— START OF DATASET EXTRACT —
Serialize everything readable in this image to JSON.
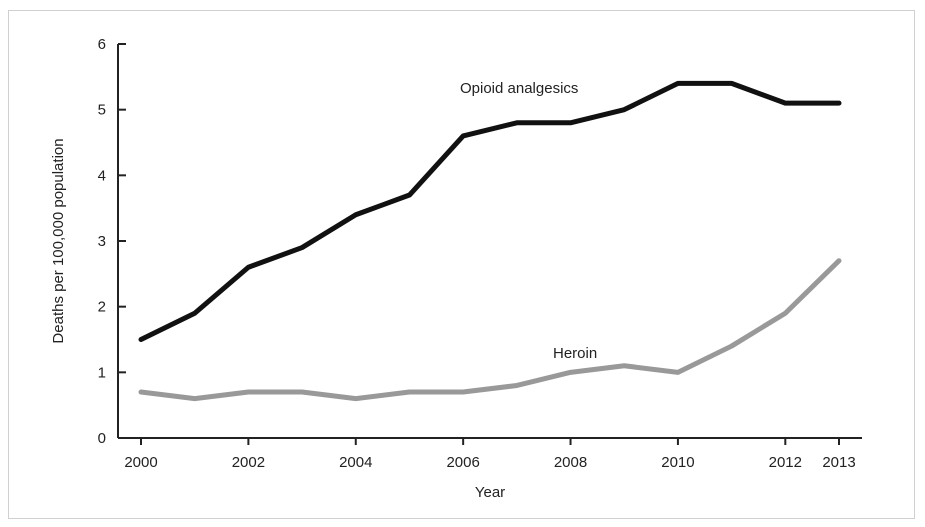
{
  "chart_data": {
    "type": "line",
    "title": "",
    "xlabel": "Year",
    "ylabel": "Deaths per 100,000 population",
    "x": [
      2000,
      2001,
      2002,
      2003,
      2004,
      2005,
      2006,
      2007,
      2008,
      2009,
      2010,
      2011,
      2012,
      2013
    ],
    "x_tick_labels": [
      "2000",
      "2002",
      "2004",
      "2006",
      "2008",
      "2010",
      "2012",
      "2013"
    ],
    "x_tick_values": [
      2000,
      2002,
      2004,
      2006,
      2008,
      2010,
      2012,
      2013
    ],
    "y_ticks": [
      0,
      1,
      2,
      3,
      4,
      5,
      6
    ],
    "xlim": [
      2000,
      2013
    ],
    "ylim": [
      0,
      6
    ],
    "grid": false,
    "legend": "none",
    "series": [
      {
        "name": "Opioid analgesics",
        "color": "#111111",
        "values": [
          1.5,
          1.9,
          2.6,
          2.9,
          3.4,
          3.7,
          4.6,
          4.8,
          4.8,
          5.0,
          5.4,
          5.4,
          5.1,
          5.1
        ]
      },
      {
        "name": "Heroin",
        "color": "#999999",
        "values": [
          0.7,
          0.6,
          0.7,
          0.7,
          0.6,
          0.7,
          0.7,
          0.8,
          1.0,
          1.1,
          1.0,
          1.4,
          1.9,
          2.7
        ]
      }
    ]
  }
}
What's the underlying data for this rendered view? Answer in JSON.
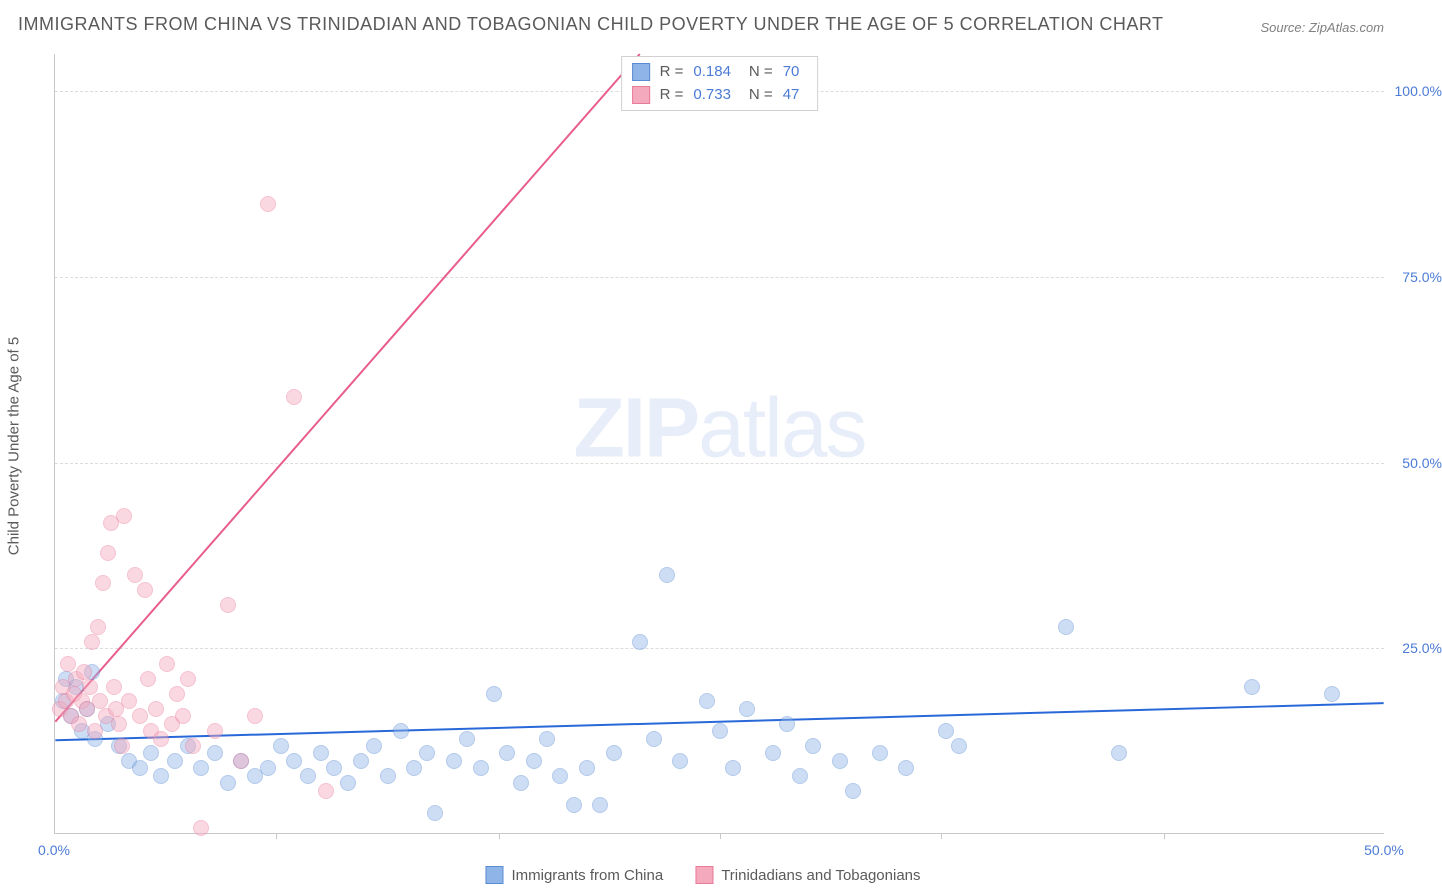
{
  "title": "IMMIGRANTS FROM CHINA VS TRINIDADIAN AND TOBAGONIAN CHILD POVERTY UNDER THE AGE OF 5 CORRELATION CHART",
  "source_label": "Source: ZipAtlas.com",
  "watermark_zip": "ZIP",
  "watermark_atlas": "atlas",
  "ylabel": "Child Poverty Under the Age of 5",
  "chart": {
    "type": "scatter",
    "background_color": "#ffffff",
    "grid_color": "#dcdcdc",
    "axis_color": "#c8c8c8",
    "tick_color": "#4b7bd6",
    "text_color": "#5a5a5a",
    "xlim": [
      0,
      50
    ],
    "ylim": [
      0,
      105
    ],
    "yticks": [
      25,
      50,
      75,
      100
    ],
    "ytick_labels": [
      "25.0%",
      "50.0%",
      "75.0%",
      "100.0%"
    ],
    "xticks": [
      0,
      50
    ],
    "xtick_labels": [
      "0.0%",
      "50.0%"
    ],
    "xtick_marks": [
      8.3,
      16.7,
      25,
      33.3,
      41.7
    ],
    "marker_radius": 8,
    "marker_opacity": 0.45,
    "series": [
      {
        "name": "Immigrants from China",
        "fill": "#8fb5e8",
        "stroke": "#5a8cd4",
        "line_color": "#2968d8",
        "line_width": 2,
        "R": "0.184",
        "N": "70",
        "trend": {
          "x1": 0,
          "y1": 12.5,
          "x2": 50,
          "y2": 17.5
        },
        "points": [
          [
            0.3,
            20
          ],
          [
            0.4,
            23
          ],
          [
            0.6,
            18
          ],
          [
            0.8,
            22
          ],
          [
            1.0,
            16
          ],
          [
            1.2,
            19
          ],
          [
            1.4,
            24
          ],
          [
            1.5,
            15
          ],
          [
            2.0,
            17
          ],
          [
            2.4,
            14
          ],
          [
            2.8,
            12
          ],
          [
            3.2,
            11
          ],
          [
            3.6,
            13
          ],
          [
            4.0,
            10
          ],
          [
            4.5,
            12
          ],
          [
            5.0,
            14
          ],
          [
            5.5,
            11
          ],
          [
            6.0,
            13
          ],
          [
            6.5,
            9
          ],
          [
            7.0,
            12
          ],
          [
            7.5,
            10
          ],
          [
            8.0,
            11
          ],
          [
            8.5,
            14
          ],
          [
            9.0,
            12
          ],
          [
            9.5,
            10
          ],
          [
            10.0,
            13
          ],
          [
            10.5,
            11
          ],
          [
            11.0,
            9
          ],
          [
            11.5,
            12
          ],
          [
            12.0,
            14
          ],
          [
            12.5,
            10
          ],
          [
            13.0,
            16
          ],
          [
            13.5,
            11
          ],
          [
            14.0,
            13
          ],
          [
            14.3,
            5
          ],
          [
            15.0,
            12
          ],
          [
            15.5,
            15
          ],
          [
            16.0,
            11
          ],
          [
            16.5,
            21
          ],
          [
            17.0,
            13
          ],
          [
            17.5,
            9
          ],
          [
            18.0,
            12
          ],
          [
            18.5,
            15
          ],
          [
            19.0,
            10
          ],
          [
            19.5,
            6
          ],
          [
            20.0,
            11
          ],
          [
            20.5,
            6
          ],
          [
            21.0,
            13
          ],
          [
            22.0,
            28
          ],
          [
            22.5,
            15
          ],
          [
            23.0,
            37
          ],
          [
            23.5,
            12
          ],
          [
            24.5,
            20
          ],
          [
            25.0,
            16
          ],
          [
            25.5,
            11
          ],
          [
            26.0,
            19
          ],
          [
            27.0,
            13
          ],
          [
            27.5,
            17
          ],
          [
            28.0,
            10
          ],
          [
            28.5,
            14
          ],
          [
            29.5,
            12
          ],
          [
            30.0,
            8
          ],
          [
            31.0,
            13
          ],
          [
            32.0,
            11
          ],
          [
            33.5,
            16
          ],
          [
            34.0,
            14
          ],
          [
            38.0,
            30
          ],
          [
            40.0,
            13
          ],
          [
            45.0,
            22
          ],
          [
            48.0,
            21
          ]
        ]
      },
      {
        "name": "Trinidadians and Tobagonians",
        "fill": "#f5a9bd",
        "stroke": "#e87a9a",
        "line_color": "#e85d8c",
        "line_width": 2,
        "R": "0.733",
        "N": "47",
        "trend": {
          "x1": 0,
          "y1": 15,
          "x2": 22,
          "y2": 105
        },
        "points": [
          [
            0.2,
            19
          ],
          [
            0.3,
            22
          ],
          [
            0.4,
            20
          ],
          [
            0.5,
            25
          ],
          [
            0.6,
            18
          ],
          [
            0.7,
            21
          ],
          [
            0.8,
            23
          ],
          [
            0.9,
            17
          ],
          [
            1.0,
            20
          ],
          [
            1.1,
            24
          ],
          [
            1.2,
            19
          ],
          [
            1.3,
            22
          ],
          [
            1.4,
            28
          ],
          [
            1.5,
            16
          ],
          [
            1.6,
            30
          ],
          [
            1.7,
            20
          ],
          [
            1.8,
            36
          ],
          [
            1.9,
            18
          ],
          [
            2.0,
            40
          ],
          [
            2.1,
            44
          ],
          [
            2.2,
            22
          ],
          [
            2.3,
            19
          ],
          [
            2.4,
            17
          ],
          [
            2.5,
            14
          ],
          [
            2.6,
            45
          ],
          [
            2.8,
            20
          ],
          [
            3.0,
            37
          ],
          [
            3.2,
            18
          ],
          [
            3.4,
            35
          ],
          [
            3.5,
            23
          ],
          [
            3.6,
            16
          ],
          [
            3.8,
            19
          ],
          [
            4.0,
            15
          ],
          [
            4.2,
            25
          ],
          [
            4.4,
            17
          ],
          [
            4.6,
            21
          ],
          [
            4.8,
            18
          ],
          [
            5.0,
            23
          ],
          [
            5.2,
            14
          ],
          [
            5.5,
            3
          ],
          [
            6.0,
            16
          ],
          [
            6.5,
            33
          ],
          [
            7.0,
            12
          ],
          [
            7.5,
            18
          ],
          [
            8.0,
            87
          ],
          [
            9.0,
            61
          ],
          [
            10.2,
            8
          ]
        ]
      }
    ]
  },
  "legend": {
    "items": [
      {
        "label": "Immigrants from China",
        "fill": "#8fb5e8",
        "stroke": "#5a8cd4"
      },
      {
        "label": "Trinidadians and Tobagonians",
        "fill": "#f5a9bd",
        "stroke": "#e87a9a"
      }
    ]
  }
}
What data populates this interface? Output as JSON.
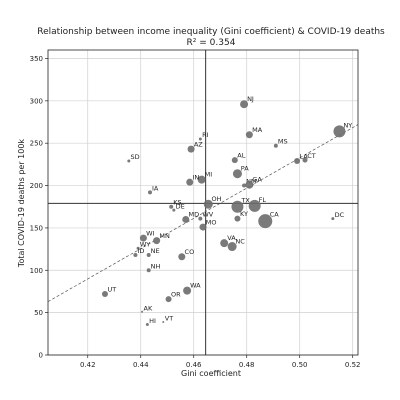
{
  "chart_data": {
    "type": "scatter",
    "title": "Relationship between income inequality (Gini coefficient) & COVID-19 deaths",
    "subtitle": "R² = 0.354",
    "xlabel": "Gini coefficient",
    "ylabel": "Total COVID-19 deaths per 100k",
    "xlim": [
      0.405,
      0.522
    ],
    "ylim": [
      0,
      360
    ],
    "xticks": [
      "0.42",
      "0.44",
      "0.46",
      "0.48",
      "0.50",
      "0.52"
    ],
    "yticks": [
      "0",
      "50",
      "100",
      "150",
      "200",
      "250",
      "300",
      "350"
    ],
    "grid": true,
    "mean_lines": {
      "x": 0.4645,
      "y": 179
    },
    "trend_line": {
      "x": [
        0.405,
        0.522
      ],
      "y": [
        63,
        272
      ]
    },
    "points": [
      {
        "label": "NJ",
        "x": 0.479,
        "y": 296,
        "size": 4
      },
      {
        "label": "MA",
        "x": 0.481,
        "y": 260,
        "size": 3.5
      },
      {
        "label": "NY",
        "x": 0.515,
        "y": 264,
        "size": 6
      },
      {
        "label": "MS",
        "x": 0.491,
        "y": 247,
        "size": 2
      },
      {
        "label": "RI",
        "x": 0.4625,
        "y": 255,
        "size": 1.5
      },
      {
        "label": "AZ",
        "x": 0.459,
        "y": 243,
        "size": 3.5
      },
      {
        "label": "LA",
        "x": 0.499,
        "y": 229,
        "size": 3
      },
      {
        "label": "CT",
        "x": 0.502,
        "y": 230,
        "size": 2.5
      },
      {
        "label": "SD",
        "x": 0.4355,
        "y": 229,
        "size": 1.5
      },
      {
        "label": "AL",
        "x": 0.4755,
        "y": 230,
        "size": 3
      },
      {
        "label": "PA",
        "x": 0.4765,
        "y": 214,
        "size": 4.5
      },
      {
        "label": "MI",
        "x": 0.463,
        "y": 207,
        "size": 4
      },
      {
        "label": "IN",
        "x": 0.4585,
        "y": 204,
        "size": 3.5
      },
      {
        "label": "IA",
        "x": 0.4435,
        "y": 192,
        "size": 2
      },
      {
        "label": "NM",
        "x": 0.479,
        "y": 200,
        "size": 2
      },
      {
        "label": "GA",
        "x": 0.481,
        "y": 201,
        "size": 4
      },
      {
        "label": "FL",
        "x": 0.483,
        "y": 176,
        "size": 6
      },
      {
        "label": "CA",
        "x": 0.487,
        "y": 158,
        "size": 7
      },
      {
        "label": "DC",
        "x": 0.5125,
        "y": 161,
        "size": 1.5
      },
      {
        "label": "TX",
        "x": 0.4765,
        "y": 175,
        "size": 6
      },
      {
        "label": "KS",
        "x": 0.4515,
        "y": 175,
        "size": 2
      },
      {
        "label": "DE",
        "x": 0.4525,
        "y": 171,
        "size": 1.5
      },
      {
        "label": "OH",
        "x": 0.4655,
        "y": 178,
        "size": 4.5
      },
      {
        "label": "KY",
        "x": 0.4765,
        "y": 161,
        "size": 3
      },
      {
        "label": "MD",
        "x": 0.457,
        "y": 160,
        "size": 3.5
      },
      {
        "label": "WV",
        "x": 0.4625,
        "y": 161,
        "size": 2
      },
      {
        "label": "MO",
        "x": 0.4635,
        "y": 151,
        "size": 3.5
      },
      {
        "label": "VA",
        "x": 0.4715,
        "y": 132,
        "size": 4
      },
      {
        "label": "NC",
        "x": 0.4745,
        "y": 128,
        "size": 4.5
      },
      {
        "label": "WI",
        "x": 0.441,
        "y": 138,
        "size": 3.5
      },
      {
        "label": "MN",
        "x": 0.446,
        "y": 135,
        "size": 3.5
      },
      {
        "label": "WY",
        "x": 0.439,
        "y": 126,
        "size": 1.5
      },
      {
        "label": "ID",
        "x": 0.438,
        "y": 118,
        "size": 2
      },
      {
        "label": "NE",
        "x": 0.443,
        "y": 118,
        "size": 2
      },
      {
        "label": "CO",
        "x": 0.4555,
        "y": 116,
        "size": 3.5
      },
      {
        "label": "NH",
        "x": 0.443,
        "y": 100,
        "size": 2
      },
      {
        "label": "UT",
        "x": 0.4265,
        "y": 72,
        "size": 3
      },
      {
        "label": "WA",
        "x": 0.4575,
        "y": 76,
        "size": 4
      },
      {
        "label": "OR",
        "x": 0.4505,
        "y": 66,
        "size": 3
      },
      {
        "label": "AK",
        "x": 0.4405,
        "y": 51,
        "size": 1
      },
      {
        "label": "HI",
        "x": 0.4425,
        "y": 36,
        "size": 1.5
      },
      {
        "label": "VT",
        "x": 0.4485,
        "y": 39,
        "size": 1
      }
    ]
  }
}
— END OF DATASET EXTRACT —
## [GOAL OF THE EXERCISE]
Locate the string "Trinidadians" in the listing above and copy every line where it occurs.

## [TASK RESULT]
        "name": "Trinidadians and Tobagonians",
        "label": "Trinidadians and Tobagonians",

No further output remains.